### Exercise prompt
Output the full listing below exactly, without the pictures.

[A run of records]
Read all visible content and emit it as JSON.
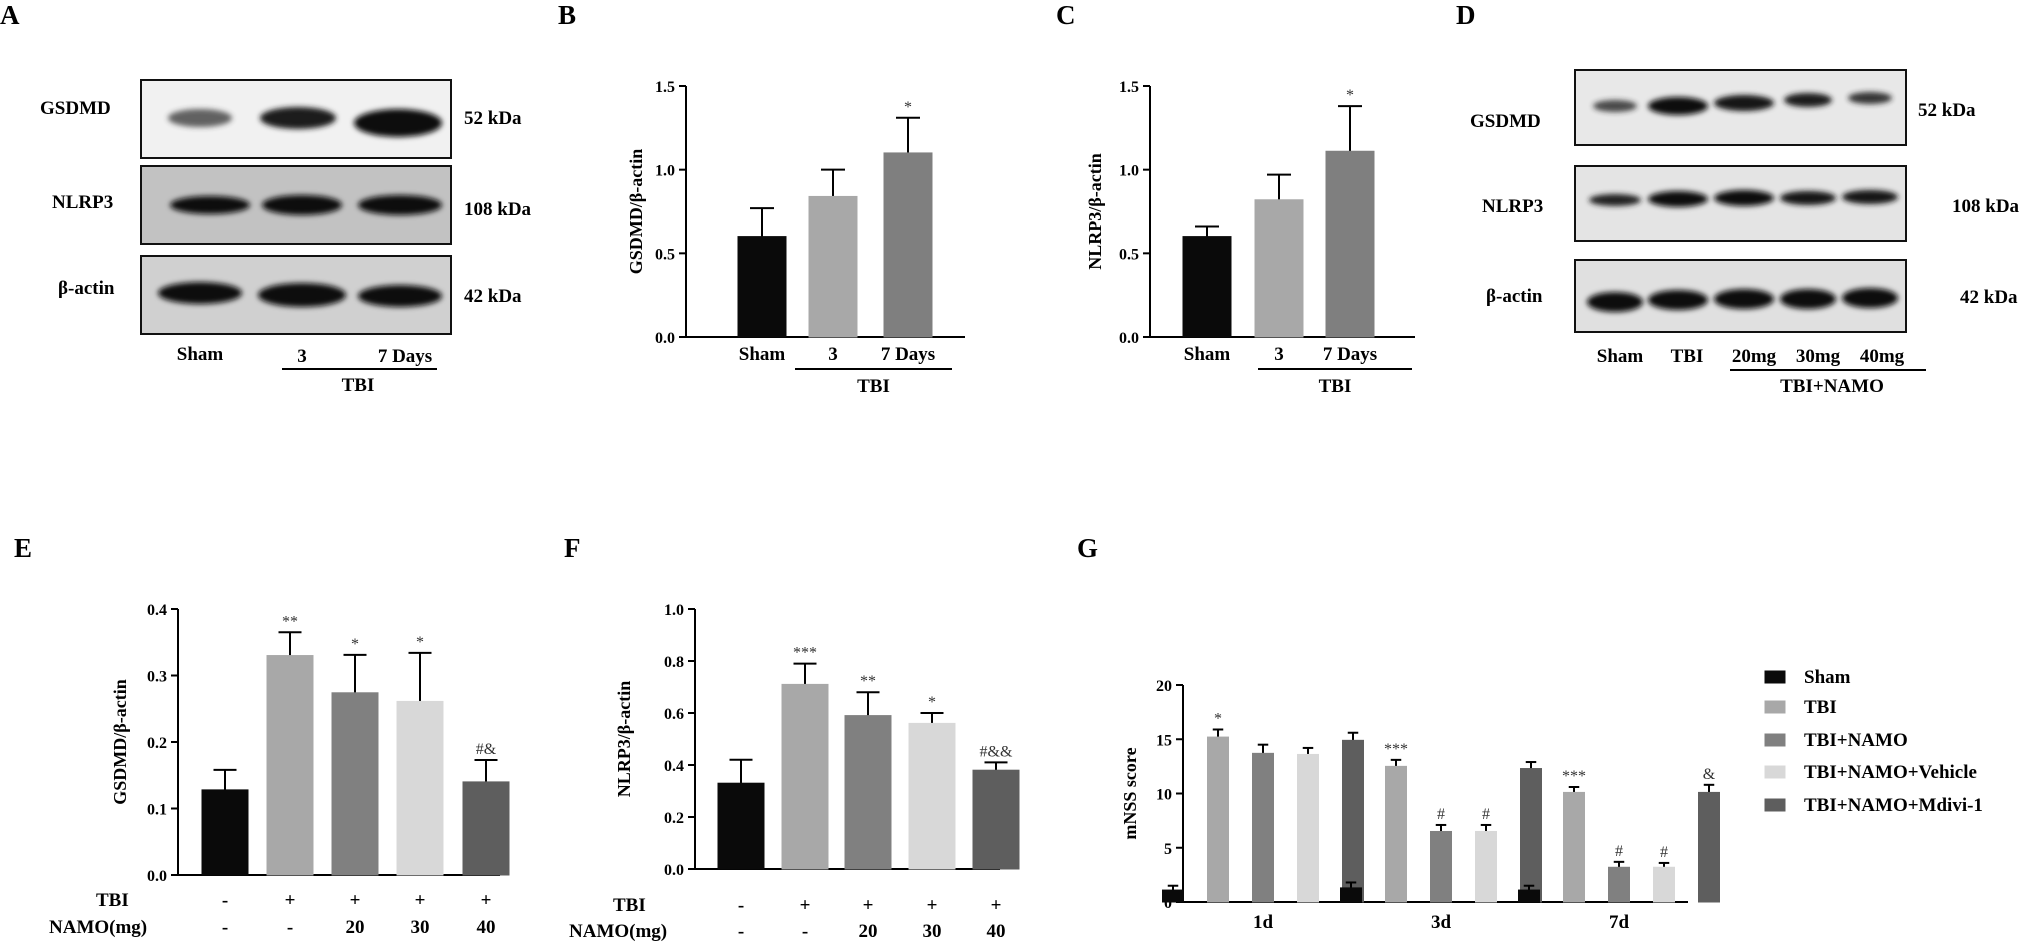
{
  "panels": {
    "A": {
      "letter": "A",
      "rows": [
        "GSDMD",
        "NLRP3",
        "β-actin"
      ],
      "kda": [
        "52 kDa",
        "108 kDa",
        "42 kDa"
      ],
      "lanes": [
        "Sham",
        "3",
        "7 Days"
      ],
      "group": "TBI"
    },
    "D": {
      "letter": "D",
      "rows": [
        "GSDMD",
        "NLRP3",
        "β-actin"
      ],
      "kda": [
        "52 kDa",
        "108 kDa",
        "42 kDa"
      ],
      "lanes": [
        "Sham",
        "TBI",
        "20mg",
        "30mg",
        "40mg"
      ],
      "group": "TBI+NAMO"
    },
    "B": {
      "letter": "B"
    },
    "C": {
      "letter": "C"
    },
    "E": {
      "letter": "E",
      "row_labels": [
        "TBI",
        "NAMO(mg)"
      ]
    },
    "F": {
      "letter": "F",
      "row_labels": [
        "TBI",
        "NAMO(mg)"
      ]
    },
    "G": {
      "letter": "G"
    }
  },
  "chart_data": [
    {
      "panel": "B",
      "type": "bar",
      "categories": [
        "Sham",
        "3",
        "7 Days"
      ],
      "values": [
        0.6,
        0.84,
        1.1
      ],
      "errors": [
        0.17,
        0.16,
        0.21
      ],
      "annotations": [
        "",
        "",
        "*"
      ],
      "colors": [
        "#0a0a0a",
        "#a8a8a8",
        "#7f7f7f"
      ],
      "ylabel": "GSDMD/β-actin",
      "ylim": [
        0,
        1.5
      ],
      "yticks": [
        "0.0",
        "0.5",
        "1.0",
        "1.5"
      ],
      "group_label": "TBI"
    },
    {
      "panel": "C",
      "type": "bar",
      "categories": [
        "Sham",
        "3",
        "7 Days"
      ],
      "values": [
        0.6,
        0.82,
        1.11
      ],
      "errors": [
        0.06,
        0.15,
        0.27
      ],
      "annotations": [
        "",
        "",
        "*"
      ],
      "colors": [
        "#0a0a0a",
        "#a8a8a8",
        "#7f7f7f"
      ],
      "ylabel": "NLRP3/β-actin",
      "ylim": [
        0,
        1.5
      ],
      "yticks": [
        "0.0",
        "0.5",
        "1.0",
        "1.5"
      ],
      "group_label": "TBI"
    },
    {
      "panel": "E",
      "type": "bar",
      "tbi_row": [
        "-",
        "+",
        "+",
        "+",
        "+"
      ],
      "namo_row": [
        "-",
        "-",
        "20",
        "30",
        "40"
      ],
      "values": [
        0.128,
        0.33,
        0.274,
        0.261,
        0.14
      ],
      "errors": [
        0.03,
        0.035,
        0.057,
        0.073,
        0.033
      ],
      "annotations": [
        "",
        "**",
        "*",
        "*",
        "#&"
      ],
      "colors": [
        "#0a0a0a",
        "#a8a8a8",
        "#808080",
        "#d8d8d8",
        "#5e5e5e"
      ],
      "ylabel": "GSDMD/β-actin",
      "ylim": [
        0,
        0.4
      ],
      "yticks": [
        "0.0",
        "0.1",
        "0.2",
        "0.3",
        "0.4"
      ]
    },
    {
      "panel": "F",
      "type": "bar",
      "tbi_row": [
        "-",
        "+",
        "+",
        "+",
        "+"
      ],
      "namo_row": [
        "-",
        "-",
        "20",
        "30",
        "40"
      ],
      "values": [
        0.33,
        0.71,
        0.59,
        0.56,
        0.38
      ],
      "errors": [
        0.09,
        0.08,
        0.09,
        0.04,
        0.03
      ],
      "annotations": [
        "",
        "***",
        "**",
        "*",
        "#&&"
      ],
      "colors": [
        "#0a0a0a",
        "#a8a8a8",
        "#808080",
        "#d8d8d8",
        "#5e5e5e"
      ],
      "ylabel": "NLRP3/β-actin",
      "ylim": [
        0,
        1.0
      ],
      "yticks": [
        "0.0",
        "0.2",
        "0.4",
        "0.6",
        "0.8",
        "1.0"
      ]
    },
    {
      "panel": "G",
      "type": "bar",
      "categories": [
        "1d",
        "3d",
        "7d"
      ],
      "series": [
        {
          "name": "Sham",
          "color": "#0a0a0a",
          "values": [
            1.1,
            1.3,
            1.1
          ],
          "errors": [
            0.4,
            0.5,
            0.4
          ],
          "annotations": [
            "",
            "",
            ""
          ]
        },
        {
          "name": "TBI",
          "color": "#a8a8a8",
          "values": [
            15.2,
            12.5,
            10.1
          ],
          "errors": [
            0.7,
            0.6,
            0.5
          ],
          "annotations": [
            "*",
            "***",
            "***"
          ]
        },
        {
          "name": "TBI+NAMO",
          "color": "#808080",
          "values": [
            13.7,
            6.5,
            3.2
          ],
          "errors": [
            0.8,
            0.6,
            0.5
          ],
          "annotations": [
            "",
            "#",
            "#"
          ]
        },
        {
          "name": "TBI+NAMO+Vehicle",
          "color": "#d8d8d8",
          "values": [
            13.6,
            6.5,
            3.2
          ],
          "errors": [
            0.6,
            0.6,
            0.4
          ],
          "annotations": [
            "",
            "#",
            "#"
          ]
        },
        {
          "name": "TBI+NAMO+Mdivi-1",
          "color": "#5e5e5e",
          "values": [
            14.9,
            12.3,
            10.1
          ],
          "errors": [
            0.7,
            0.6,
            0.7
          ],
          "annotations": [
            "",
            "",
            "&"
          ]
        }
      ],
      "ylabel": "mNSS  score",
      "ylim": [
        0,
        20
      ],
      "yticks": [
        "0",
        "5",
        "10",
        "15",
        "20"
      ],
      "legend": "right"
    }
  ]
}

### Exercise answer
Read all visible content and emit it as JSON.
{
  "panels": {
    "A": {
      "letter": "A",
      "rows": [
        "GSDMD",
        "NLRP3",
        "β-actin"
      ],
      "kda": [
        "52 kDa",
        "108 kDa",
        "42 kDa"
      ],
      "lanes": [
        "Sham",
        "3",
        "7 Days"
      ],
      "group": "TBI"
    },
    "D": {
      "letter": "D",
      "rows": [
        "GSDMD",
        "NLRP3",
        "β-actin"
      ],
      "kda": [
        "52 kDa",
        "108 kDa",
        "42 kDa"
      ],
      "lanes": [
        "Sham",
        "TBI",
        "20mg",
        "30mg",
        "40mg"
      ],
      "group": "TBI+NAMO"
    },
    "B": {
      "letter": "B"
    },
    "C": {
      "letter": "C"
    },
    "E": {
      "letter": "E",
      "row_labels": [
        "TBI",
        "NAMO(mg)"
      ]
    },
    "F": {
      "letter": "F",
      "row_labels": [
        "TBI",
        "NAMO(mg)"
      ]
    },
    "G": {
      "letter": "G"
    }
  },
  "chart_data": [
    {
      "panel": "B",
      "type": "bar",
      "categories": [
        "Sham",
        "3",
        "7 Days"
      ],
      "values": [
        0.6,
        0.84,
        1.1
      ],
      "errors": [
        0.17,
        0.16,
        0.21
      ],
      "annotations": [
        "",
        "",
        "*"
      ],
      "colors": [
        "#0a0a0a",
        "#a8a8a8",
        "#7f7f7f"
      ],
      "ylabel": "GSDMD/β-actin",
      "ylim": [
        0,
        1.5
      ],
      "yticks": [
        "0.0",
        "0.5",
        "1.0",
        "1.5"
      ],
      "group_label": "TBI"
    },
    {
      "panel": "C",
      "type": "bar",
      "categories": [
        "Sham",
        "3",
        "7 Days"
      ],
      "values": [
        0.6,
        0.82,
        1.11
      ],
      "errors": [
        0.06,
        0.15,
        0.27
      ],
      "annotations": [
        "",
        "",
        "*"
      ],
      "colors": [
        "#0a0a0a",
        "#a8a8a8",
        "#7f7f7f"
      ],
      "ylabel": "NLRP3/β-actin",
      "ylim": [
        0,
        1.5
      ],
      "yticks": [
        "0.0",
        "0.5",
        "1.0",
        "1.5"
      ],
      "group_label": "TBI"
    },
    {
      "panel": "E",
      "type": "bar",
      "tbi_row": [
        "-",
        "+",
        "+",
        "+",
        "+"
      ],
      "namo_row": [
        "-",
        "-",
        "20",
        "30",
        "40"
      ],
      "values": [
        0.128,
        0.33,
        0.274,
        0.261,
        0.14
      ],
      "errors": [
        0.03,
        0.035,
        0.057,
        0.073,
        0.033
      ],
      "annotations": [
        "",
        "**",
        "*",
        "*",
        "#&"
      ],
      "colors": [
        "#0a0a0a",
        "#a8a8a8",
        "#808080",
        "#d8d8d8",
        "#5e5e5e"
      ],
      "ylabel": "GSDMD/β-actin",
      "ylim": [
        0,
        0.4
      ],
      "yticks": [
        "0.0",
        "0.1",
        "0.2",
        "0.3",
        "0.4"
      ]
    },
    {
      "panel": "F",
      "type": "bar",
      "tbi_row": [
        "-",
        "+",
        "+",
        "+",
        "+"
      ],
      "namo_row": [
        "-",
        "-",
        "20",
        "30",
        "40"
      ],
      "values": [
        0.33,
        0.71,
        0.59,
        0.56,
        0.38
      ],
      "errors": [
        0.09,
        0.08,
        0.09,
        0.04,
        0.03
      ],
      "annotations": [
        "",
        "***",
        "**",
        "*",
        "#&&"
      ],
      "colors": [
        "#0a0a0a",
        "#a8a8a8",
        "#808080",
        "#d8d8d8",
        "#5e5e5e"
      ],
      "ylabel": "NLRP3/β-actin",
      "ylim": [
        0,
        1.0
      ],
      "yticks": [
        "0.0",
        "0.2",
        "0.4",
        "0.6",
        "0.8",
        "1.0"
      ]
    },
    {
      "panel": "G",
      "type": "bar",
      "categories": [
        "1d",
        "3d",
        "7d"
      ],
      "series": [
        {
          "name": "Sham",
          "color": "#0a0a0a",
          "values": [
            1.1,
            1.3,
            1.1
          ],
          "errors": [
            0.4,
            0.5,
            0.4
          ],
          "annotations": [
            "",
            "",
            ""
          ]
        },
        {
          "name": "TBI",
          "color": "#a8a8a8",
          "values": [
            15.2,
            12.5,
            10.1
          ],
          "errors": [
            0.7,
            0.6,
            0.5
          ],
          "annotations": [
            "*",
            "***",
            "***"
          ]
        },
        {
          "name": "TBI+NAMO",
          "color": "#808080",
          "values": [
            13.7,
            6.5,
            3.2
          ],
          "errors": [
            0.8,
            0.6,
            0.5
          ],
          "annotations": [
            "",
            "#",
            "#"
          ]
        },
        {
          "name": "TBI+NAMO+Vehicle",
          "color": "#d8d8d8",
          "values": [
            13.6,
            6.5,
            3.2
          ],
          "errors": [
            0.6,
            0.6,
            0.4
          ],
          "annotations": [
            "",
            "#",
            "#"
          ]
        },
        {
          "name": "TBI+NAMO+Mdivi-1",
          "color": "#5e5e5e",
          "values": [
            14.9,
            12.3,
            10.1
          ],
          "errors": [
            0.7,
            0.6,
            0.7
          ],
          "annotations": [
            "",
            "",
            "&"
          ]
        }
      ],
      "ylabel": "mNSS  score",
      "ylim": [
        0,
        20
      ],
      "yticks": [
        "0",
        "5",
        "10",
        "15",
        "20"
      ],
      "legend": "right"
    }
  ]
}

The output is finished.